Exercise: For each line below that contains the string "estremamente", copy that line.

Lines of data:
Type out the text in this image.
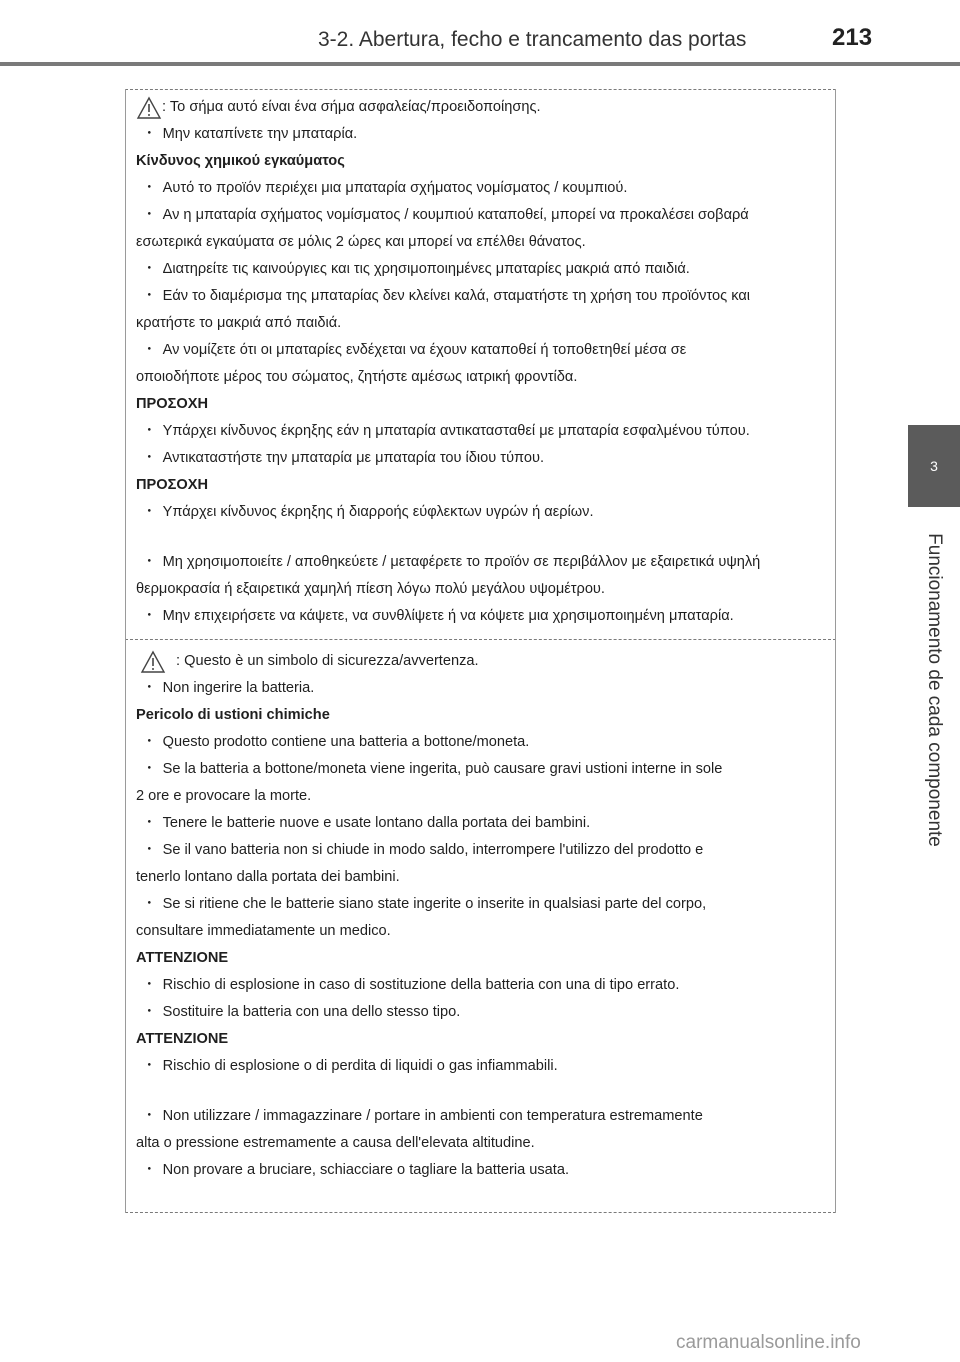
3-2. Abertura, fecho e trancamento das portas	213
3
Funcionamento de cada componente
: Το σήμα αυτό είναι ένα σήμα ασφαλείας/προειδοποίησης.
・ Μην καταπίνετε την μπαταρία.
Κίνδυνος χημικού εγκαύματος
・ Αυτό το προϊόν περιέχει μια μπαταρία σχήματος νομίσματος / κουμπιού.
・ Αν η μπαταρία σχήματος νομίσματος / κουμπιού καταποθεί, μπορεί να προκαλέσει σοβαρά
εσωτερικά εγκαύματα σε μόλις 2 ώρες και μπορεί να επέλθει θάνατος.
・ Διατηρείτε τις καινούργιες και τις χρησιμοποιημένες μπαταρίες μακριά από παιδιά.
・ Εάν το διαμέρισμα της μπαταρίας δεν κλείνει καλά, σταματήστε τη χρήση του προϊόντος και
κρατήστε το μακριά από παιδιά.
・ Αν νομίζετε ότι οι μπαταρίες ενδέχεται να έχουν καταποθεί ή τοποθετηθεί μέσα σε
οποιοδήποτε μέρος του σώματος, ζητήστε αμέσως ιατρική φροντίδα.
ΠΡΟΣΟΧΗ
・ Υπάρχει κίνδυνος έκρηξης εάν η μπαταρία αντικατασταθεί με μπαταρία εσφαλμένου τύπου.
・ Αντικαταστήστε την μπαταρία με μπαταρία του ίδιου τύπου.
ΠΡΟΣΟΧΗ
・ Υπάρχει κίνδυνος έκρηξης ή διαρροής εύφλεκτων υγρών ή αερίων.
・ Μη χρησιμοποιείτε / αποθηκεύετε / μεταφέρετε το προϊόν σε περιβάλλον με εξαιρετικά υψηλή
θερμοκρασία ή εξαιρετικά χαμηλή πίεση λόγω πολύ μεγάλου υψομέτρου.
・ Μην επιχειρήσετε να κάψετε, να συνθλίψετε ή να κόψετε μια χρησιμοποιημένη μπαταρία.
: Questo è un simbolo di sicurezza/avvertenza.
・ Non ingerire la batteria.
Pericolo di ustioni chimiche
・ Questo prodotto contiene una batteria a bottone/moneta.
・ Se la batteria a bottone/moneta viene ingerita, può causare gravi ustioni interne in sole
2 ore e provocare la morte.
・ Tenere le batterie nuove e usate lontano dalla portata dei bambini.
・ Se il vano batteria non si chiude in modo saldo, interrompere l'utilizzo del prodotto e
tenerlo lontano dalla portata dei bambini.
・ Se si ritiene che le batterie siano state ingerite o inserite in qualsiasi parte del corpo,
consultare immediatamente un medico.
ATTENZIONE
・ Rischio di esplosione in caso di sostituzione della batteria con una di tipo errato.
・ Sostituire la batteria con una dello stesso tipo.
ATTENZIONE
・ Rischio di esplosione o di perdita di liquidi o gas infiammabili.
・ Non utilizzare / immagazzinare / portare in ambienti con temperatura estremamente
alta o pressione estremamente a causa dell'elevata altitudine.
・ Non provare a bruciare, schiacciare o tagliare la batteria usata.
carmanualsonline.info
==
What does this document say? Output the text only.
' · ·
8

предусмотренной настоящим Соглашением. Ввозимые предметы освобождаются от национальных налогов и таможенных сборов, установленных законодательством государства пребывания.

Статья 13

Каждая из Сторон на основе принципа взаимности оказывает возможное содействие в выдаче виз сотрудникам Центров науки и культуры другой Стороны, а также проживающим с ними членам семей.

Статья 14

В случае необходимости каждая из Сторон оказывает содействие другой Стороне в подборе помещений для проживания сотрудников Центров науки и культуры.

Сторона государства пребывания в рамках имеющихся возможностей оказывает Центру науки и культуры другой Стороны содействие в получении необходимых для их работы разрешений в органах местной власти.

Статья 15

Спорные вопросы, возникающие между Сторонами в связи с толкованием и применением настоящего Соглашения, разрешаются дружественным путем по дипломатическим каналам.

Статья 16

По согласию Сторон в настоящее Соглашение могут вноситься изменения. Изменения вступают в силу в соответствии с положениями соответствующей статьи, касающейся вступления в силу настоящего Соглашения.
==
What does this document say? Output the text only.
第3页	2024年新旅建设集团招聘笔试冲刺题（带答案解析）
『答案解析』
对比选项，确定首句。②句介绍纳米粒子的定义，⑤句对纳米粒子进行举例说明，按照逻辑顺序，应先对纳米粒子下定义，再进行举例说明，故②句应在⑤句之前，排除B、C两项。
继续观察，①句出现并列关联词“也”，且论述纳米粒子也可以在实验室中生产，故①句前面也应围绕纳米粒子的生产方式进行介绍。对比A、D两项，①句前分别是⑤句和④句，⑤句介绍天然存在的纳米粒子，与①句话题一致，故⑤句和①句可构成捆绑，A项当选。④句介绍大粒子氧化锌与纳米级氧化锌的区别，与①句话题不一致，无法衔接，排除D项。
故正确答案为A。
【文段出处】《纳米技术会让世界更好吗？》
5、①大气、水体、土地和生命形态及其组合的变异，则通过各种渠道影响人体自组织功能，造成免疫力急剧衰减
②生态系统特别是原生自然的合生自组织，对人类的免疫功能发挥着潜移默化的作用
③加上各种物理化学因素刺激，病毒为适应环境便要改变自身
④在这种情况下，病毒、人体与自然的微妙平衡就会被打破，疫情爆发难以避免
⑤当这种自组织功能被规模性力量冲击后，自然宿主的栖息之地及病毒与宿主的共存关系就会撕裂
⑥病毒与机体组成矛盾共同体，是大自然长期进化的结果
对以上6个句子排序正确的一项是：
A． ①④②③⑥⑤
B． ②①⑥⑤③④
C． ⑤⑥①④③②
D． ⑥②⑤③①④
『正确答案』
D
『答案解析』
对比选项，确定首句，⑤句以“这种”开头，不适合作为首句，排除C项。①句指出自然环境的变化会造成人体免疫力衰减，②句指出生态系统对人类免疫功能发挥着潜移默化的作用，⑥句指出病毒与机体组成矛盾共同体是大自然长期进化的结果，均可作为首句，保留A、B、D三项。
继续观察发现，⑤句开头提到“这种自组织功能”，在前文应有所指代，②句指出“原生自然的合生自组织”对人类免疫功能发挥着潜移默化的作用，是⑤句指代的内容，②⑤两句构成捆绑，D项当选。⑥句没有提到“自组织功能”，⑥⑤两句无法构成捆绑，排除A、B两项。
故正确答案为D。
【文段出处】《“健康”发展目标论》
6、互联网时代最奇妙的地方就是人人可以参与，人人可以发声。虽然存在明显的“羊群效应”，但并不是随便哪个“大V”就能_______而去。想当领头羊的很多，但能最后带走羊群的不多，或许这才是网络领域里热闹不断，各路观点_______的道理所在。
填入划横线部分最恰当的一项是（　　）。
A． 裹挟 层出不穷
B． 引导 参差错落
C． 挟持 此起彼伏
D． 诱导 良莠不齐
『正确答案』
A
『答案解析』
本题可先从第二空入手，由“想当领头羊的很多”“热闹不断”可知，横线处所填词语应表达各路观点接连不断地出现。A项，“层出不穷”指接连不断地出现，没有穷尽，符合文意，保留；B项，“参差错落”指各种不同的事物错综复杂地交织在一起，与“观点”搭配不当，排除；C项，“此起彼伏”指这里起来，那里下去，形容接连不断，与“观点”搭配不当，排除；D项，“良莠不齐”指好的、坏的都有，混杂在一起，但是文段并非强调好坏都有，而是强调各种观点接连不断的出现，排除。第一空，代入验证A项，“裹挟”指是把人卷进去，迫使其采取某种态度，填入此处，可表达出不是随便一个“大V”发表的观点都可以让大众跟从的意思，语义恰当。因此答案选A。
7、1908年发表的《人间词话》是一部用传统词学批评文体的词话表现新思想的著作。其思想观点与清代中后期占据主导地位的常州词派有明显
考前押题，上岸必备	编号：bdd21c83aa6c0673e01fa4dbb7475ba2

Task response:
・ Non utilizzare / immagazzinare / portare in ambienti con temperatura estremamente
alta o pressione estremamente a causa dell'elevata altitudine.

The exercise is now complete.